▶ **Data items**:
⟨
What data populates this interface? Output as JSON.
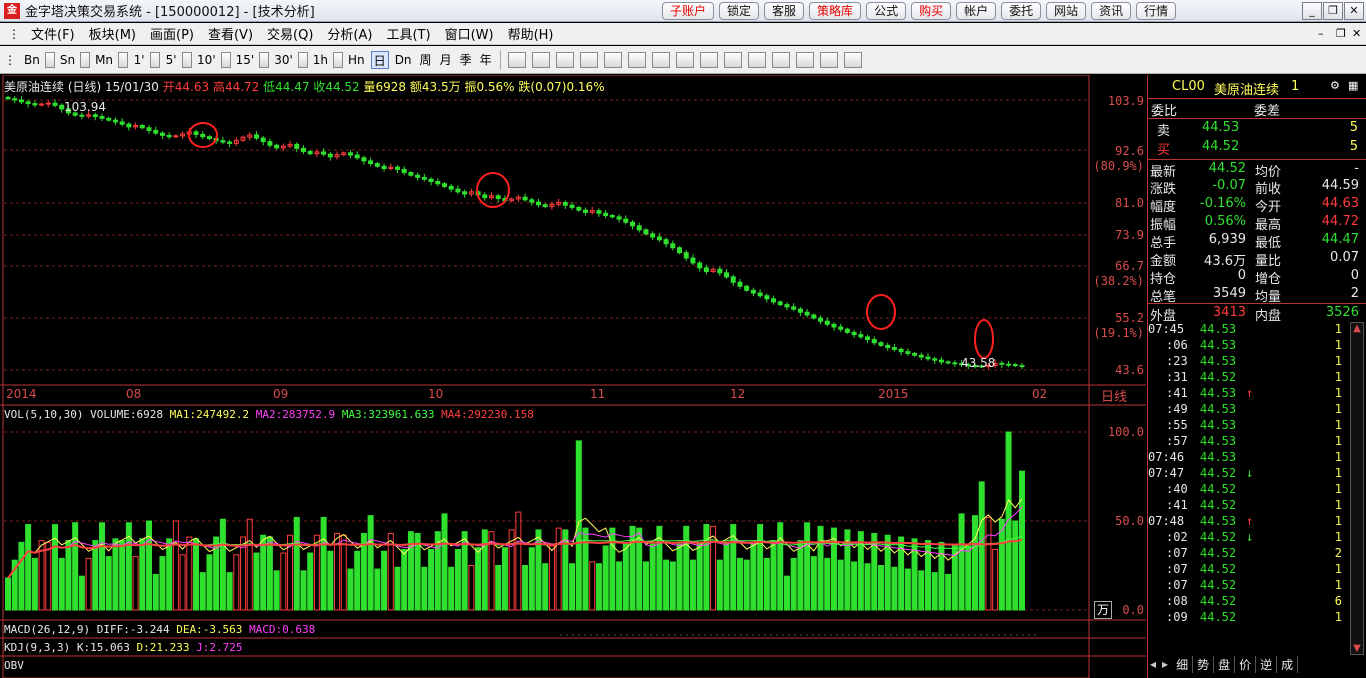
{
  "window": {
    "title": "金字塔决策交易系统 - [150000012] - [技术分析]",
    "logo": "金",
    "buttons": [
      "子账户",
      "锁定",
      "客服",
      "策略库",
      "公式",
      "购买",
      "帐户",
      "委托",
      "网站",
      "资讯",
      "行情"
    ],
    "red_buttons": [
      "子账户",
      "策略库",
      "购买"
    ],
    "controls": {
      "minimize": "_",
      "restore": "❐",
      "close": "✕"
    }
  },
  "menu": {
    "items": [
      "文件(F)",
      "板块(M)",
      "画面(P)",
      "查看(V)",
      "交易(Q)",
      "分析(A)",
      "工具(T)",
      "窗口(W)",
      "帮助(H)"
    ],
    "mdi_controls": [
      "–",
      "❐",
      "✕"
    ]
  },
  "toolbar": {
    "periods": [
      "Bn",
      "Sn",
      "Mn",
      "1'",
      "5'",
      "10'",
      "15'",
      "30'",
      "1h",
      "Hn",
      "日",
      "Dn",
      "周",
      "月",
      "季",
      "年"
    ],
    "selected_period": "日"
  },
  "chart": {
    "info": {
      "name": "美原油连续 (日线)",
      "date": "15/01/30",
      "open": "开44.63",
      "high": "高44.72",
      "low": "低44.47",
      "close": "收44.52",
      "vol": "量6928",
      "amount": "额43.5万",
      "amp": "振0.56%",
      "chg": "跌(0.07)0.16%"
    },
    "price_labels": [
      "103.9",
      "92.6",
      "81.0",
      "73.9",
      "66.7",
      "55.2",
      "43.6"
    ],
    "pct_labels": [
      "(80.9%)",
      "(38.2%)",
      "(19.1%)"
    ],
    "max_label": "103.94",
    "min_label": "43.58",
    "x_labels": [
      "2014",
      "08",
      "09",
      "10",
      "11",
      "12",
      "2015",
      "02"
    ],
    "period_label": "日线",
    "vol_line": {
      "name": "VOL(5,10,30)",
      "vol": "VOLUME:6928",
      "ma1": "MA1:247492.2",
      "ma2": "MA2:283752.9",
      "ma3": "MA3:323961.633",
      "ma4": "MA4:292230.158"
    },
    "vol_labels": [
      "100.0",
      "50.0",
      "0.0"
    ],
    "vol_unit": "万",
    "macd_line": {
      "name": "MACD(26,12,9)",
      "diff": "DIFF:-3.244",
      "dea": "DEA:-3.563",
      "macd": "MACD:0.638"
    },
    "kdj_line": {
      "name": "KDJ(9,3,3)",
      "k": "K:15.063",
      "d": "D:21.233",
      "j": "J:2.725"
    },
    "obv_line": "OBV"
  },
  "chart_data": {
    "type": "candlestick",
    "title": "美原油连续 (日线)",
    "y_axis_labels": [
      103.9,
      92.6,
      81.0,
      73.9,
      66.7,
      55.2,
      43.6
    ],
    "x": [
      "2014",
      "08",
      "09",
      "10",
      "11",
      "12",
      "2015",
      "02"
    ],
    "closes": [
      104.2,
      103.9,
      103.5,
      103.1,
      102.8,
      103.0,
      103.2,
      102.7,
      101.9,
      101.0,
      100.5,
      100.3,
      100.6,
      100.2,
      99.8,
      99.4,
      99.0,
      98.5,
      97.9,
      98.2,
      97.7,
      97.1,
      96.5,
      96.0,
      95.7,
      95.9,
      96.3,
      96.8,
      96.2,
      95.7,
      95.3,
      94.8,
      94.5,
      94.2,
      94.9,
      95.6,
      96.1,
      95.4,
      94.6,
      93.8,
      93.2,
      93.6,
      94.0,
      93.1,
      92.4,
      91.9,
      92.3,
      91.8,
      91.2,
      91.7,
      92.1,
      91.6,
      91.0,
      90.3,
      89.7,
      89.1,
      88.6,
      88.9,
      88.4,
      87.7,
      87.1,
      86.6,
      86.2,
      85.7,
      85.2,
      84.6,
      84.0,
      83.4,
      82.9,
      83.4,
      82.7,
      82.1,
      82.5,
      81.9,
      81.4,
      81.8,
      82.2,
      81.6,
      81.1,
      80.5,
      80.1,
      80.6,
      81.0,
      80.4,
      79.9,
      79.3,
      78.8,
      79.2,
      78.6,
      78.1,
      77.8,
      77.3,
      76.6,
      75.8,
      74.9,
      74.0,
      73.3,
      72.7,
      71.8,
      70.9,
      69.8,
      68.6,
      67.5,
      66.4,
      65.6,
      66.1,
      65.3,
      64.4,
      63.2,
      62.3,
      61.4,
      60.8,
      60.2,
      59.5,
      58.8,
      58.2,
      57.7,
      57.2,
      56.5,
      55.9,
      55.2,
      54.5,
      53.8,
      53.2,
      52.7,
      52.0,
      51.5,
      51.0,
      50.4,
      49.7,
      49.1,
      48.6,
      48.2,
      47.7,
      47.3,
      46.9,
      46.5,
      46.1,
      45.8,
      45.4,
      45.2,
      45.0,
      44.8,
      44.6,
      44.5,
      44.4,
      44.6,
      45.1,
      44.9,
      44.8,
      44.59,
      44.52
    ],
    "ylabel": "",
    "xlabel": ""
  },
  "quote": {
    "code": "CL00",
    "name": "美原油连续",
    "num": "1",
    "wb_label": "委比",
    "wc_label": "委差",
    "sell_label": "卖",
    "sell_price": "44.53",
    "sell_vol": "5",
    "buy_label": "买",
    "buy_price": "44.52",
    "buy_vol": "5",
    "rows": [
      {
        "l1": "最新",
        "v1": "44.52",
        "l2": "均价",
        "v2": "-"
      },
      {
        "l1": "涨跌",
        "v1": "-0.07",
        "l2": "前收",
        "v2": "44.59"
      },
      {
        "l1": "幅度",
        "v1": "-0.16%",
        "l2": "今开",
        "v2": "44.63"
      },
      {
        "l1": "振幅",
        "v1": "0.56%",
        "l2": "最高",
        "v2": "44.72"
      },
      {
        "l1": "总手",
        "v1": "6,939",
        "l2": "最低",
        "v2": "44.47"
      },
      {
        "l1": "金额",
        "v1": "43.6万",
        "l2": "量比",
        "v2": "0.07"
      },
      {
        "l1": "持仓",
        "v1": "0",
        "l2": "增仓",
        "v2": "0"
      },
      {
        "l1": "总笔",
        "v1": "3549",
        "l2": "均量",
        "v2": "2"
      },
      {
        "l1": "外盘",
        "v1": "3413",
        "l2": "内盘",
        "v2": "3526"
      }
    ]
  },
  "ticks": [
    {
      "t": "07:45",
      "p": "44.53",
      "v": "1",
      "up": false,
      "dn": false
    },
    {
      "t": ":06",
      "p": "44.53",
      "v": "1",
      "up": false,
      "dn": false
    },
    {
      "t": ":23",
      "p": "44.53",
      "v": "1",
      "up": false,
      "dn": false
    },
    {
      "t": ":31",
      "p": "44.52",
      "v": "1",
      "up": false,
      "dn": false
    },
    {
      "t": ":41",
      "p": "44.53",
      "v": "1",
      "up": true,
      "dn": false
    },
    {
      "t": ":49",
      "p": "44.53",
      "v": "1",
      "up": false,
      "dn": false
    },
    {
      "t": ":55",
      "p": "44.53",
      "v": "1",
      "up": false,
      "dn": false
    },
    {
      "t": ":57",
      "p": "44.53",
      "v": "1",
      "up": false,
      "dn": false
    },
    {
      "t": "07:46",
      "p": "44.53",
      "v": "1",
      "up": false,
      "dn": false
    },
    {
      "t": "07:47",
      "p": "44.52",
      "v": "1",
      "up": false,
      "dn": true
    },
    {
      "t": ":40",
      "p": "44.52",
      "v": "1",
      "up": false,
      "dn": false
    },
    {
      "t": ":41",
      "p": "44.52",
      "v": "1",
      "up": false,
      "dn": false
    },
    {
      "t": "07:48",
      "p": "44.53",
      "v": "1",
      "up": true,
      "dn": false
    },
    {
      "t": ":02",
      "p": "44.52",
      "v": "1",
      "up": false,
      "dn": true
    },
    {
      "t": ":07",
      "p": "44.52",
      "v": "2",
      "up": false,
      "dn": false
    },
    {
      "t": ":07",
      "p": "44.52",
      "v": "1",
      "up": false,
      "dn": false
    },
    {
      "t": ":07",
      "p": "44.52",
      "v": "1",
      "up": false,
      "dn": false
    },
    {
      "t": ":08",
      "p": "44.52",
      "v": "6",
      "up": false,
      "dn": false
    },
    {
      "t": ":09",
      "p": "44.52",
      "v": "1",
      "up": false,
      "dn": false
    }
  ],
  "bottom_tabs": [
    "细",
    "势",
    "盘",
    "价",
    "逆",
    "成"
  ],
  "colors": {
    "up": "#ff3c3c",
    "down": "#2fe02f",
    "text": "#e8e8e8",
    "axis": "#d84c4c",
    "ma_yellow": "#ffff5a",
    "ma_magenta": "#ff40ff",
    "ma_green": "#40ff40"
  }
}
⟩
▶ **Do this**: Copy out all lines that carry the word "美原油连续".

▶ **Answer to this problem**:
      "name": "美原油连续 (日线)",
    "title": "美原油连续 (日线)",
    "name": "美原油连续",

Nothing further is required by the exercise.